**WRITTEN TASK:** Copy each line of the material below that includes the string "DWORD".

**RECORDS:**
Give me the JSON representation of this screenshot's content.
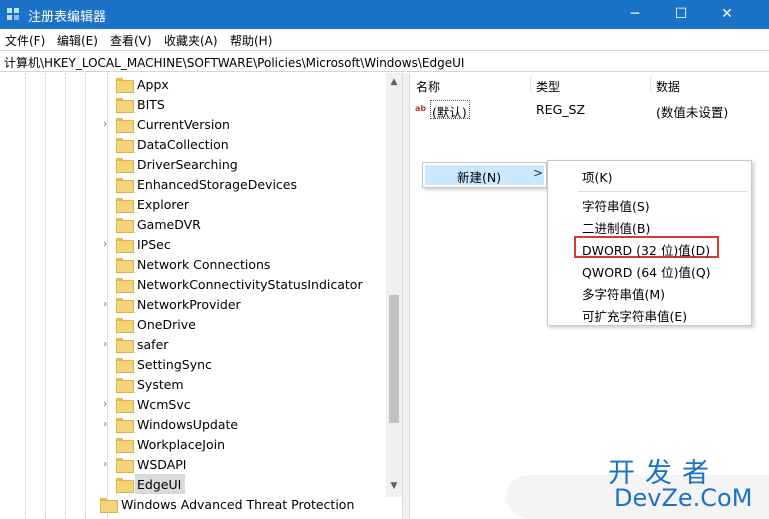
{
  "window": {
    "title": "注册表编辑器",
    "minimize_glyph": "─",
    "maximize_glyph": "☐",
    "close_glyph": "✕"
  },
  "menu": [
    "文件(F)",
    "编辑(E)",
    "查看(V)",
    "收藏夹(A)",
    "帮助(H)"
  ],
  "address": "计算机\\HKEY_LOCAL_MACHINE\\SOFTWARE\\Policies\\Microsoft\\Windows\\EdgeUI",
  "tree": {
    "items": [
      {
        "label": "Appx",
        "expandable": false
      },
      {
        "label": "BITS",
        "expandable": false
      },
      {
        "label": "CurrentVersion",
        "expandable": true
      },
      {
        "label": "DataCollection",
        "expandable": false
      },
      {
        "label": "DriverSearching",
        "expandable": false
      },
      {
        "label": "EnhancedStorageDevices",
        "expandable": false
      },
      {
        "label": "Explorer",
        "expandable": false
      },
      {
        "label": "GameDVR",
        "expandable": false
      },
      {
        "label": "IPSec",
        "expandable": true
      },
      {
        "label": "Network Connections",
        "expandable": false
      },
      {
        "label": "NetworkConnectivityStatusIndicator",
        "expandable": false
      },
      {
        "label": "NetworkProvider",
        "expandable": true
      },
      {
        "label": "OneDrive",
        "expandable": false
      },
      {
        "label": "safer",
        "expandable": true
      },
      {
        "label": "SettingSync",
        "expandable": false
      },
      {
        "label": "System",
        "expandable": false
      },
      {
        "label": "WcmSvc",
        "expandable": true
      },
      {
        "label": "WindowsUpdate",
        "expandable": true
      },
      {
        "label": "WorkplaceJoin",
        "expandable": false
      },
      {
        "label": "WSDAPI",
        "expandable": true
      },
      {
        "label": "EdgeUI",
        "expandable": false,
        "selected": true
      },
      {
        "label": "Windows Advanced Threat Protection",
        "expandable": false
      }
    ]
  },
  "list": {
    "columns": [
      "名称",
      "类型",
      "数据"
    ],
    "rows": [
      {
        "name": "(默认)",
        "type": "REG_SZ",
        "data": "(数值未设置)",
        "icon": "string-value-icon",
        "icon_text": "ab"
      }
    ]
  },
  "context_menu": {
    "new_label": "新建(N)",
    "arrow": ">",
    "submenu": [
      "项(K)",
      "字符串值(S)",
      "二进制值(B)",
      "DWORD (32 位)值(D)",
      "QWORD (64 位)值(Q)",
      "多字符串值(M)",
      "可扩充字符串值(E)"
    ],
    "highlighted_item": "DWORD (32 位)值(D)"
  },
  "watermark": {
    "top": "开发者",
    "bottom": "DevZe.CoM"
  },
  "colors": {
    "titlebar": "#1a73c7",
    "menu_highlight": "#cce8ff",
    "annotation_box": "#d03b34",
    "selection": "#d9d9d9"
  }
}
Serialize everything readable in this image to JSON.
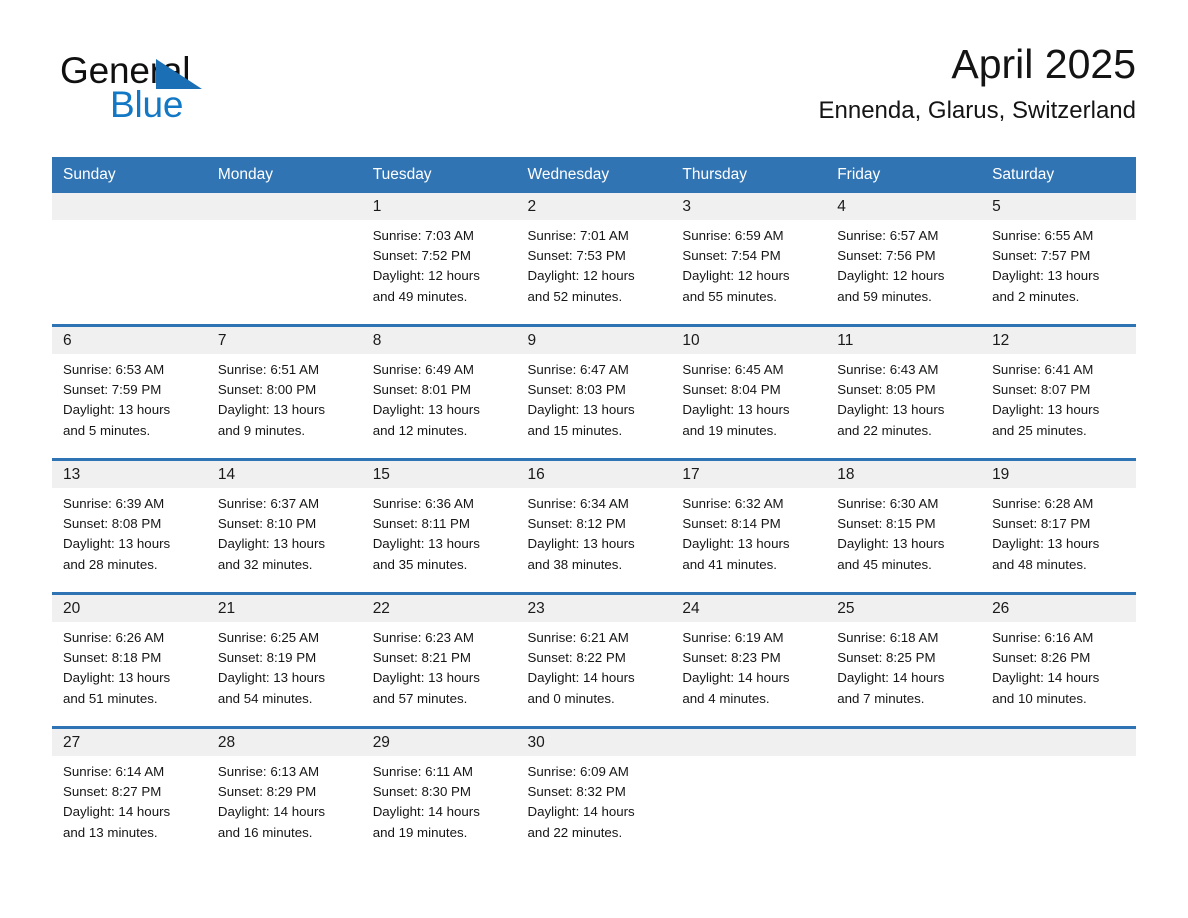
{
  "brand": {
    "line1": "General",
    "line2": "Blue",
    "triangle_color": "#1b6fb5",
    "blue_text_color": "#1277c4"
  },
  "header": {
    "title": "April 2025",
    "location": "Ennenda, Glarus, Switzerland"
  },
  "theme": {
    "header_blue": "#3074b4",
    "row_divider_blue": "#2e73b4",
    "day_band_gray": "#f0f0f0"
  },
  "weekday_headers": [
    "Sunday",
    "Monday",
    "Tuesday",
    "Wednesday",
    "Thursday",
    "Friday",
    "Saturday"
  ],
  "weeks": [
    [
      {
        "day": "",
        "sunrise": "",
        "sunset": "",
        "daylight_1": "",
        "daylight_2": ""
      },
      {
        "day": "",
        "sunrise": "",
        "sunset": "",
        "daylight_1": "",
        "daylight_2": ""
      },
      {
        "day": "1",
        "sunrise": "Sunrise: 7:03 AM",
        "sunset": "Sunset: 7:52 PM",
        "daylight_1": "Daylight: 12 hours",
        "daylight_2": "and 49 minutes."
      },
      {
        "day": "2",
        "sunrise": "Sunrise: 7:01 AM",
        "sunset": "Sunset: 7:53 PM",
        "daylight_1": "Daylight: 12 hours",
        "daylight_2": "and 52 minutes."
      },
      {
        "day": "3",
        "sunrise": "Sunrise: 6:59 AM",
        "sunset": "Sunset: 7:54 PM",
        "daylight_1": "Daylight: 12 hours",
        "daylight_2": "and 55 minutes."
      },
      {
        "day": "4",
        "sunrise": "Sunrise: 6:57 AM",
        "sunset": "Sunset: 7:56 PM",
        "daylight_1": "Daylight: 12 hours",
        "daylight_2": "and 59 minutes."
      },
      {
        "day": "5",
        "sunrise": "Sunrise: 6:55 AM",
        "sunset": "Sunset: 7:57 PM",
        "daylight_1": "Daylight: 13 hours",
        "daylight_2": "and 2 minutes."
      }
    ],
    [
      {
        "day": "6",
        "sunrise": "Sunrise: 6:53 AM",
        "sunset": "Sunset: 7:59 PM",
        "daylight_1": "Daylight: 13 hours",
        "daylight_2": "and 5 minutes."
      },
      {
        "day": "7",
        "sunrise": "Sunrise: 6:51 AM",
        "sunset": "Sunset: 8:00 PM",
        "daylight_1": "Daylight: 13 hours",
        "daylight_2": "and 9 minutes."
      },
      {
        "day": "8",
        "sunrise": "Sunrise: 6:49 AM",
        "sunset": "Sunset: 8:01 PM",
        "daylight_1": "Daylight: 13 hours",
        "daylight_2": "and 12 minutes."
      },
      {
        "day": "9",
        "sunrise": "Sunrise: 6:47 AM",
        "sunset": "Sunset: 8:03 PM",
        "daylight_1": "Daylight: 13 hours",
        "daylight_2": "and 15 minutes."
      },
      {
        "day": "10",
        "sunrise": "Sunrise: 6:45 AM",
        "sunset": "Sunset: 8:04 PM",
        "daylight_1": "Daylight: 13 hours",
        "daylight_2": "and 19 minutes."
      },
      {
        "day": "11",
        "sunrise": "Sunrise: 6:43 AM",
        "sunset": "Sunset: 8:05 PM",
        "daylight_1": "Daylight: 13 hours",
        "daylight_2": "and 22 minutes."
      },
      {
        "day": "12",
        "sunrise": "Sunrise: 6:41 AM",
        "sunset": "Sunset: 8:07 PM",
        "daylight_1": "Daylight: 13 hours",
        "daylight_2": "and 25 minutes."
      }
    ],
    [
      {
        "day": "13",
        "sunrise": "Sunrise: 6:39 AM",
        "sunset": "Sunset: 8:08 PM",
        "daylight_1": "Daylight: 13 hours",
        "daylight_2": "and 28 minutes."
      },
      {
        "day": "14",
        "sunrise": "Sunrise: 6:37 AM",
        "sunset": "Sunset: 8:10 PM",
        "daylight_1": "Daylight: 13 hours",
        "daylight_2": "and 32 minutes."
      },
      {
        "day": "15",
        "sunrise": "Sunrise: 6:36 AM",
        "sunset": "Sunset: 8:11 PM",
        "daylight_1": "Daylight: 13 hours",
        "daylight_2": "and 35 minutes."
      },
      {
        "day": "16",
        "sunrise": "Sunrise: 6:34 AM",
        "sunset": "Sunset: 8:12 PM",
        "daylight_1": "Daylight: 13 hours",
        "daylight_2": "and 38 minutes."
      },
      {
        "day": "17",
        "sunrise": "Sunrise: 6:32 AM",
        "sunset": "Sunset: 8:14 PM",
        "daylight_1": "Daylight: 13 hours",
        "daylight_2": "and 41 minutes."
      },
      {
        "day": "18",
        "sunrise": "Sunrise: 6:30 AM",
        "sunset": "Sunset: 8:15 PM",
        "daylight_1": "Daylight: 13 hours",
        "daylight_2": "and 45 minutes."
      },
      {
        "day": "19",
        "sunrise": "Sunrise: 6:28 AM",
        "sunset": "Sunset: 8:17 PM",
        "daylight_1": "Daylight: 13 hours",
        "daylight_2": "and 48 minutes."
      }
    ],
    [
      {
        "day": "20",
        "sunrise": "Sunrise: 6:26 AM",
        "sunset": "Sunset: 8:18 PM",
        "daylight_1": "Daylight: 13 hours",
        "daylight_2": "and 51 minutes."
      },
      {
        "day": "21",
        "sunrise": "Sunrise: 6:25 AM",
        "sunset": "Sunset: 8:19 PM",
        "daylight_1": "Daylight: 13 hours",
        "daylight_2": "and 54 minutes."
      },
      {
        "day": "22",
        "sunrise": "Sunrise: 6:23 AM",
        "sunset": "Sunset: 8:21 PM",
        "daylight_1": "Daylight: 13 hours",
        "daylight_2": "and 57 minutes."
      },
      {
        "day": "23",
        "sunrise": "Sunrise: 6:21 AM",
        "sunset": "Sunset: 8:22 PM",
        "daylight_1": "Daylight: 14 hours",
        "daylight_2": "and 0 minutes."
      },
      {
        "day": "24",
        "sunrise": "Sunrise: 6:19 AM",
        "sunset": "Sunset: 8:23 PM",
        "daylight_1": "Daylight: 14 hours",
        "daylight_2": "and 4 minutes."
      },
      {
        "day": "25",
        "sunrise": "Sunrise: 6:18 AM",
        "sunset": "Sunset: 8:25 PM",
        "daylight_1": "Daylight: 14 hours",
        "daylight_2": "and 7 minutes."
      },
      {
        "day": "26",
        "sunrise": "Sunrise: 6:16 AM",
        "sunset": "Sunset: 8:26 PM",
        "daylight_1": "Daylight: 14 hours",
        "daylight_2": "and 10 minutes."
      }
    ],
    [
      {
        "day": "27",
        "sunrise": "Sunrise: 6:14 AM",
        "sunset": "Sunset: 8:27 PM",
        "daylight_1": "Daylight: 14 hours",
        "daylight_2": "and 13 minutes."
      },
      {
        "day": "28",
        "sunrise": "Sunrise: 6:13 AM",
        "sunset": "Sunset: 8:29 PM",
        "daylight_1": "Daylight: 14 hours",
        "daylight_2": "and 16 minutes."
      },
      {
        "day": "29",
        "sunrise": "Sunrise: 6:11 AM",
        "sunset": "Sunset: 8:30 PM",
        "daylight_1": "Daylight: 14 hours",
        "daylight_2": "and 19 minutes."
      },
      {
        "day": "30",
        "sunrise": "Sunrise: 6:09 AM",
        "sunset": "Sunset: 8:32 PM",
        "daylight_1": "Daylight: 14 hours",
        "daylight_2": "and 22 minutes."
      },
      {
        "day": "",
        "sunrise": "",
        "sunset": "",
        "daylight_1": "",
        "daylight_2": ""
      },
      {
        "day": "",
        "sunrise": "",
        "sunset": "",
        "daylight_1": "",
        "daylight_2": ""
      },
      {
        "day": "",
        "sunrise": "",
        "sunset": "",
        "daylight_1": "",
        "daylight_2": ""
      }
    ]
  ]
}
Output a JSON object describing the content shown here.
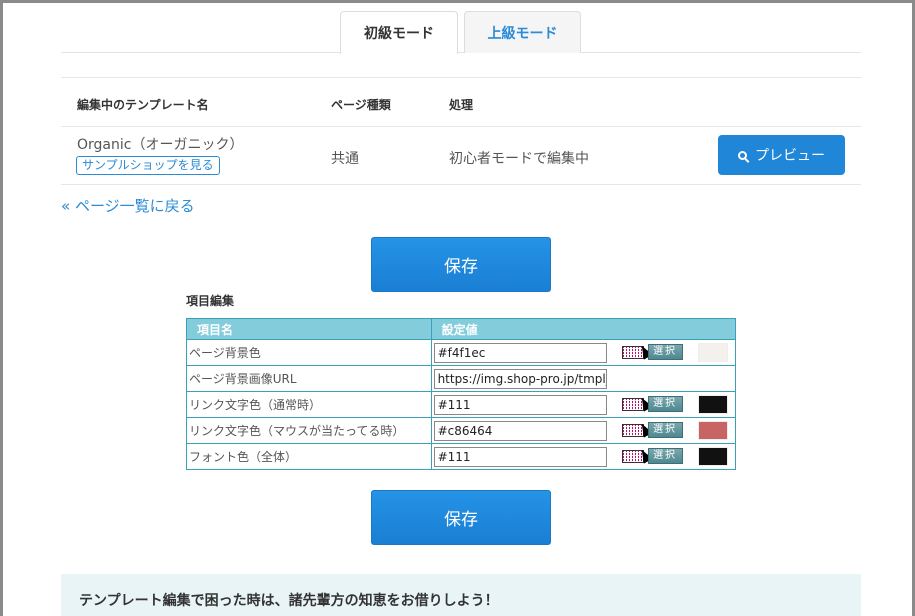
{
  "tabs": [
    {
      "label": "初級モード",
      "active": true
    },
    {
      "label": "上級モード",
      "active": false
    }
  ],
  "info_table": {
    "headers": [
      "編集中のテンプレート名",
      "ページ種類",
      "処理"
    ],
    "row": {
      "template_name": "Organic（オーガニック）",
      "sample_link": "サンプルショップを見る",
      "page_type": "共通",
      "process": "初心者モードで編集中",
      "preview_label": "プレビュー"
    }
  },
  "back_link": "« ページ一覧に戻る",
  "save_label": "保存",
  "section_title": "項目編集",
  "edit_table": {
    "headers": [
      "項目名",
      "設定値"
    ],
    "picker_label": "選択",
    "rows": [
      {
        "name": "ページ背景色",
        "value": "#f4f1ec",
        "swatch": "#f4f1ec",
        "picker": true
      },
      {
        "name": "ページ背景画像URL",
        "value": "https://img.shop-pro.jp/tmpl_",
        "picker": false
      },
      {
        "name": "リンク文字色（通常時）",
        "value": "#111",
        "swatch": "#111111",
        "picker": true
      },
      {
        "name": "リンク文字色（マウスが当たってる時）",
        "value": "#c86464",
        "swatch": "#c86464",
        "picker": true
      },
      {
        "name": "フォント色（全体）",
        "value": "#111",
        "swatch": "#111111",
        "picker": true
      }
    ]
  },
  "help_box": {
    "title": "テンプレート編集で困った時は、諸先輩方の知恵をお借りしよう！"
  }
}
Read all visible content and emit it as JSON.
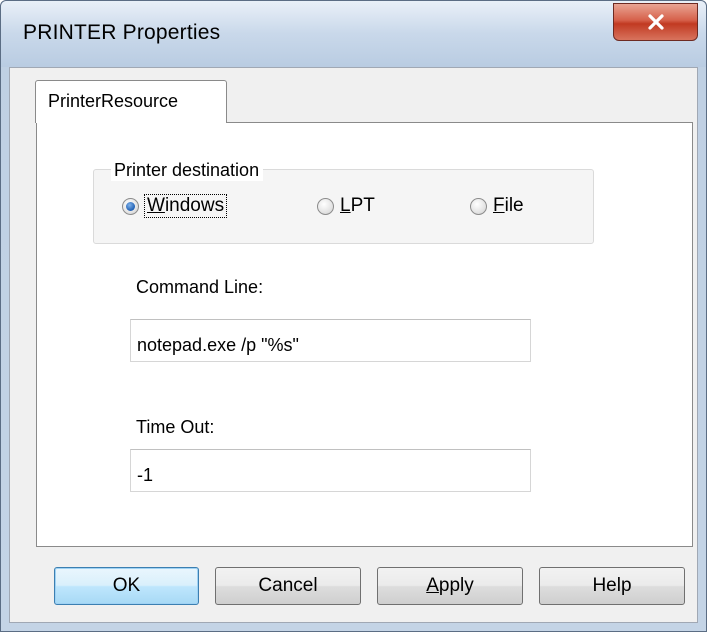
{
  "window": {
    "title": "PRINTER Properties"
  },
  "tabs": [
    {
      "label": "PrinterResource"
    }
  ],
  "printer_destination": {
    "label": "Printer destination",
    "options": [
      {
        "label": "Windows",
        "mnemonic": "W",
        "rest": "indows",
        "checked": true
      },
      {
        "label": "LPT",
        "mnemonic": "L",
        "rest": "PT",
        "checked": false
      },
      {
        "label": "File",
        "mnemonic": "F",
        "rest": "ile",
        "checked": false
      }
    ]
  },
  "command_line": {
    "label": "Command Line:",
    "value": "notepad.exe /p \"%s\""
  },
  "time_out": {
    "label": "Time Out:",
    "value": "-1"
  },
  "buttons": {
    "ok": "OK",
    "cancel": "Cancel",
    "apply_mnemonic": "A",
    "apply_rest": "pply",
    "help": "Help"
  },
  "colors": {
    "accent": "#3c7fb1",
    "close_button": "#c13a22",
    "radio_checked": "#1f5fb3"
  },
  "icons": {
    "close": "close-icon"
  }
}
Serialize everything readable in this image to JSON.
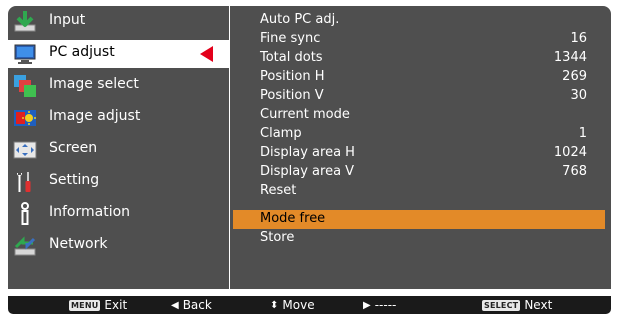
{
  "sidebar": {
    "items": [
      {
        "label": "Input",
        "icon": "input-icon",
        "selected": false
      },
      {
        "label": "PC adjust",
        "icon": "pc-adjust-icon",
        "selected": true
      },
      {
        "label": "Image select",
        "icon": "image-select-icon",
        "selected": false
      },
      {
        "label": "Image adjust",
        "icon": "image-adjust-icon",
        "selected": false
      },
      {
        "label": "Screen",
        "icon": "screen-icon",
        "selected": false
      },
      {
        "label": "Setting",
        "icon": "setting-icon",
        "selected": false
      },
      {
        "label": "Information",
        "icon": "information-icon",
        "selected": false
      },
      {
        "label": "Network",
        "icon": "network-icon",
        "selected": false
      }
    ],
    "selected_arrow_color": "#e3001b"
  },
  "pc_adjust": {
    "rows": [
      {
        "name": "Auto PC adj.",
        "value": ""
      },
      {
        "name": "Fine sync",
        "value": "16"
      },
      {
        "name": "Total dots",
        "value": "1344"
      },
      {
        "name": "Position H",
        "value": "269"
      },
      {
        "name": "Position V",
        "value": "30"
      },
      {
        "name": "Current mode",
        "value": ""
      },
      {
        "name": "Clamp",
        "value": "1"
      },
      {
        "name": "Display area H",
        "value": "1024"
      },
      {
        "name": "Display area V",
        "value": "768"
      },
      {
        "name": "Reset",
        "value": ""
      },
      {
        "name": "Mode free",
        "value": ""
      },
      {
        "name": "Store",
        "value": ""
      }
    ],
    "highlighted_row": "Mode free",
    "highlight_color": "#e38a28"
  },
  "footer": {
    "exit_key": "MENU",
    "exit_label": "Exit",
    "back_glyph": "◀",
    "back_label": "Back",
    "move_glyph": "⬍",
    "move_label": "Move",
    "next_glyph": "▶",
    "next_label": "-----",
    "select_key": "SELECT",
    "select_label": "Next"
  }
}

**OUTPUT FOR THIS EXERCISE:**
      "DWORD (32 位)值(D)",
    "highlighted_item": "DWORD (32 位)值(D)"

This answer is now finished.